§ **Exercise requirements**
Where a line holds "Shooter", copy it.

§ **Data provided**
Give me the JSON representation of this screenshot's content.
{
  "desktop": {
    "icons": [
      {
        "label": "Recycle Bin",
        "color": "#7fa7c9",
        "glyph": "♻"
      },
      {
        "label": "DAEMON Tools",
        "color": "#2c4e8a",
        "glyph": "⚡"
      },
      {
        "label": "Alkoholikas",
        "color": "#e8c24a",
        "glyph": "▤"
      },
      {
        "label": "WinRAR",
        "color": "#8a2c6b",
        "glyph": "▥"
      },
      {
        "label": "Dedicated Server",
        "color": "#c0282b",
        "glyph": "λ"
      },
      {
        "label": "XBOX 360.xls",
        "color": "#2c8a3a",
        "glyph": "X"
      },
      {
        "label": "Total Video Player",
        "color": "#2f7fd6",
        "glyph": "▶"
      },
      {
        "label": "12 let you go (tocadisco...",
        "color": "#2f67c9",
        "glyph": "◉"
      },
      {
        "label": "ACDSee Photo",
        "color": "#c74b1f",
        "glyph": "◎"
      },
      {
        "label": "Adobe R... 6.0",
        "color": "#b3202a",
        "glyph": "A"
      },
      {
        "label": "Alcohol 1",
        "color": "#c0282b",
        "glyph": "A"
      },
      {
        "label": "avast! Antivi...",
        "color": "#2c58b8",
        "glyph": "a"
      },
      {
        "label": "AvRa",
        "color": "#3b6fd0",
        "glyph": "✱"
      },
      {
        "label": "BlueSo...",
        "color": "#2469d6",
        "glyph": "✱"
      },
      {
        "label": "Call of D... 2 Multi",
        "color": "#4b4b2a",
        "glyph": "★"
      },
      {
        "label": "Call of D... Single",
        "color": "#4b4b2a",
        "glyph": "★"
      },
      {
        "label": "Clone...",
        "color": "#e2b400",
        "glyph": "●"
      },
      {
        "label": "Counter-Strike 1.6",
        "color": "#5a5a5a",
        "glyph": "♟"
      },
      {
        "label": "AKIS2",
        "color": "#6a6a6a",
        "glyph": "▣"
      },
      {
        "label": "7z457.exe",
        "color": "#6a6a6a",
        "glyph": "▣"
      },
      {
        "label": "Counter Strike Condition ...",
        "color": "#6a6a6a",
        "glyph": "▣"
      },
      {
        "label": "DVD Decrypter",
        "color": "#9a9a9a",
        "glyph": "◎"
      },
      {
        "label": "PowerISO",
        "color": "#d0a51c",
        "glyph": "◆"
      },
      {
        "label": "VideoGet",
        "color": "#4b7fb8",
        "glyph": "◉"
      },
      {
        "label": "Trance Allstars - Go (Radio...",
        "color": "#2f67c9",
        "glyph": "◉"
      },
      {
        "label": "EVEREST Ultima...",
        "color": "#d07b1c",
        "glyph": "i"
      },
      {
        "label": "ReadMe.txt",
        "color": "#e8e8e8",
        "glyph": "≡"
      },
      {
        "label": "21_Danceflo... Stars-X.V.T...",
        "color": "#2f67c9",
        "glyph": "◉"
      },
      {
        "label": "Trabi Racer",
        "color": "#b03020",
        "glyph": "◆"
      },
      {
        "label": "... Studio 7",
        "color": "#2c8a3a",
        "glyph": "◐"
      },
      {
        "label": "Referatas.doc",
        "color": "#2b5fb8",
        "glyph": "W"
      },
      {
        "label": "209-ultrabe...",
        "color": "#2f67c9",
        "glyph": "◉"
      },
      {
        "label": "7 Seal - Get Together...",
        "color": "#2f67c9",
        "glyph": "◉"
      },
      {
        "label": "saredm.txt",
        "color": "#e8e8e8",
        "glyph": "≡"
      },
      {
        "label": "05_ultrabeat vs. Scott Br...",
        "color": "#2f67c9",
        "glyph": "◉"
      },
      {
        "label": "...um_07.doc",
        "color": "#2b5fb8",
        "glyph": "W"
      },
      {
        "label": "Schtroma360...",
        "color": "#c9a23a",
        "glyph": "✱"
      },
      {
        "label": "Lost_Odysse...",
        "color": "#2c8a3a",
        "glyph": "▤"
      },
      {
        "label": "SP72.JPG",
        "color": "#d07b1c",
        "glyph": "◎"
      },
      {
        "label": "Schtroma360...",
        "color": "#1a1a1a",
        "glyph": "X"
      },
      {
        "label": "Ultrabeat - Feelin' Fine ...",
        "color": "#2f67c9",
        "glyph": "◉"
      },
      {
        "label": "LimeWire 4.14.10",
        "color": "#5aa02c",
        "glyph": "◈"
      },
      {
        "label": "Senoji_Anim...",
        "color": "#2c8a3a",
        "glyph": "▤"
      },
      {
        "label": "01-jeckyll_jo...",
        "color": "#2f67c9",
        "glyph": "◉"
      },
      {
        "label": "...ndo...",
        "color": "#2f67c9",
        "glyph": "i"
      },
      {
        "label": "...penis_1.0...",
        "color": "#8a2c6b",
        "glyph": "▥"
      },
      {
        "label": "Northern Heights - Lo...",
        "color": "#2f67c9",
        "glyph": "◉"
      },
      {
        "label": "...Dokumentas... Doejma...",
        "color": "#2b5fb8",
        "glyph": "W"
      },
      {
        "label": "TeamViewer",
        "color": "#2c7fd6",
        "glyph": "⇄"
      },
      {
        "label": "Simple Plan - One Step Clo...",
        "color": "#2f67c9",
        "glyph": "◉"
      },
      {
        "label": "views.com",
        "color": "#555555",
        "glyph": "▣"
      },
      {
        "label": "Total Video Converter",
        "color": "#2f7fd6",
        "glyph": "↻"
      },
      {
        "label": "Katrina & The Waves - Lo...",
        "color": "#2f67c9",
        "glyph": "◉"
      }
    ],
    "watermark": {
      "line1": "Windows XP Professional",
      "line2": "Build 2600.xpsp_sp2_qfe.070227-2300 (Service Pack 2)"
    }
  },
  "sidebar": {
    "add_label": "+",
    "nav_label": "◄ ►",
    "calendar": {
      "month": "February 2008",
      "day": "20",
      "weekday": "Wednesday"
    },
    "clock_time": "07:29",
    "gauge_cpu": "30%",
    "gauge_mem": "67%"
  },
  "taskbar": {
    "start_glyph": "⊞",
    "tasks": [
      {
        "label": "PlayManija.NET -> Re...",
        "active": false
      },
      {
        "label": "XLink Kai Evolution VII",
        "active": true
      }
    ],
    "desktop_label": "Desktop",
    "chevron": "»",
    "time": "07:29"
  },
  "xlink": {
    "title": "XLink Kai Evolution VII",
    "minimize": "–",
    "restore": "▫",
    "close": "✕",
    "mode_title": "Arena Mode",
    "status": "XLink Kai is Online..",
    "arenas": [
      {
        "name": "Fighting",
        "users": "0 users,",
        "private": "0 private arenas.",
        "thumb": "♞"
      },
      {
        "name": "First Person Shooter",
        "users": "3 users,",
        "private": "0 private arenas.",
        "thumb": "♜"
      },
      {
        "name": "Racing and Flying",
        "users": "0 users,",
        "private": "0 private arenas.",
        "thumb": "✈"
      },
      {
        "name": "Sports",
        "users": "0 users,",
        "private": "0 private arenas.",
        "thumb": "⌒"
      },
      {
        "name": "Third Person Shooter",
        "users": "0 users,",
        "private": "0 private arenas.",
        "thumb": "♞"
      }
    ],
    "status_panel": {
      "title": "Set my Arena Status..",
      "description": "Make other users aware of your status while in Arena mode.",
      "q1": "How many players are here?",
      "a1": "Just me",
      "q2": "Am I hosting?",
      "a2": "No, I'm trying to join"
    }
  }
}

§ **Task solution**
        "name": "First Person Shooter",
        "name": "Third Person Shooter",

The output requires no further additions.